### Reading passage
= 1999 World Championships in Athletics – Women's 4 × 400 metres relay =

The Women's 4 × 400 metres relay event at the 1999 World Championships in Athletics was held at the Estadio Olímpico de Sevilla on August 28 and August 29.

==Medals==

| Gold | Silver | Bronze |
|---|---|---|
| Russia Tatyana Chebykina Svetlana Goncharenko Olga Kotlyarova Natalya Nazarova | United States Suziann Reid Maicel Malone-Wallace Michelle Collins Jearl Miles Clark | Germany Anke Feller Uta Rohländer-Fromm Anja Rücker Grit Breuer |

==Results==

===Heats===
All times shown are in minutes.

| AR area record | CR championship record | GR games record | NR national record | OR Olympic record | PB personal best | SB season best | WL world leading (in a given season) |
| DNS = did not start | DQ = disqualification | NM = no mark (i.e. no valid result) | Q = qualification by place in heat | q = qualification by overall place |

====Heat 1====
1. Russia (Natalya Sharova, Yekaterina Bakhvalova, Tatyana Chebykina, Svetlana Goncharenko) 3:24.51 Q (WL)

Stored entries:
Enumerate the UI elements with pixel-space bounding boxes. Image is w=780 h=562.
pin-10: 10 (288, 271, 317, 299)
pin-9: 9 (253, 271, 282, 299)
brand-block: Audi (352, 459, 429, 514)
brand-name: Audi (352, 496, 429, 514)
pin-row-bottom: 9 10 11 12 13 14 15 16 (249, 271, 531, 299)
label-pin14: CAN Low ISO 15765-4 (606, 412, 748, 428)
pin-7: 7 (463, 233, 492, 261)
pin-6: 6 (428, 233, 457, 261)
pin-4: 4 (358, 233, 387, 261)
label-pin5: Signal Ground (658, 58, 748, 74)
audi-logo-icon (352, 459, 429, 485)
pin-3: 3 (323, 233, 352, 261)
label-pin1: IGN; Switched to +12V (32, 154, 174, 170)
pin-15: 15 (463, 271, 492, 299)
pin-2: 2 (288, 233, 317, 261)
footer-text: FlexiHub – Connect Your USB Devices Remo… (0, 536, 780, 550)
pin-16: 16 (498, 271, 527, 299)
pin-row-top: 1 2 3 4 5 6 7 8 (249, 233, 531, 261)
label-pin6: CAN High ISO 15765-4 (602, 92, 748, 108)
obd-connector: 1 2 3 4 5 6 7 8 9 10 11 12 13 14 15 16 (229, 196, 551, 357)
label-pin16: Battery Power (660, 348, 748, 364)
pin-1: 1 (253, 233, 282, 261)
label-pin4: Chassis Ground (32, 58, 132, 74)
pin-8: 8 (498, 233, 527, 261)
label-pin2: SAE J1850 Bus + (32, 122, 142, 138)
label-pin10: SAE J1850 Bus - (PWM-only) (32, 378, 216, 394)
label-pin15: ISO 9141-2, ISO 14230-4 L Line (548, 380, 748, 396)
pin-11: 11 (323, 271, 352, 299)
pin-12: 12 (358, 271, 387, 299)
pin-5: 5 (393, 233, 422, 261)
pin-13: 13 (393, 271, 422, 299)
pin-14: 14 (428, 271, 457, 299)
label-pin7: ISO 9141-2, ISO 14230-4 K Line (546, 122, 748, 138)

### Exercise
Return the stretch from "The Women's 4" through "are in minutes." in the 1999 women's relay text, copied word for word.

### Output of the exercise
The Women's 4 × 400 metres relay event at the 1999 World Championships in Athletics was held at the Estadio Olímpico de Sevilla on August 28 and August 29.

==Medals==

| Gold | Silver | Bronze |
|---|---|---|
| Russia Tatyana Chebykina Svetlana Goncharenko Olga Kotlyarova Natalya Nazarova | United States Suziann Reid Maicel Malone-Wallace Michelle Collins Jearl Miles Clark | Germany Anke Feller Uta Rohländer-Fromm Anja Rücker Grit Breuer |

==Results==

===Heats===
All times shown are in minutes.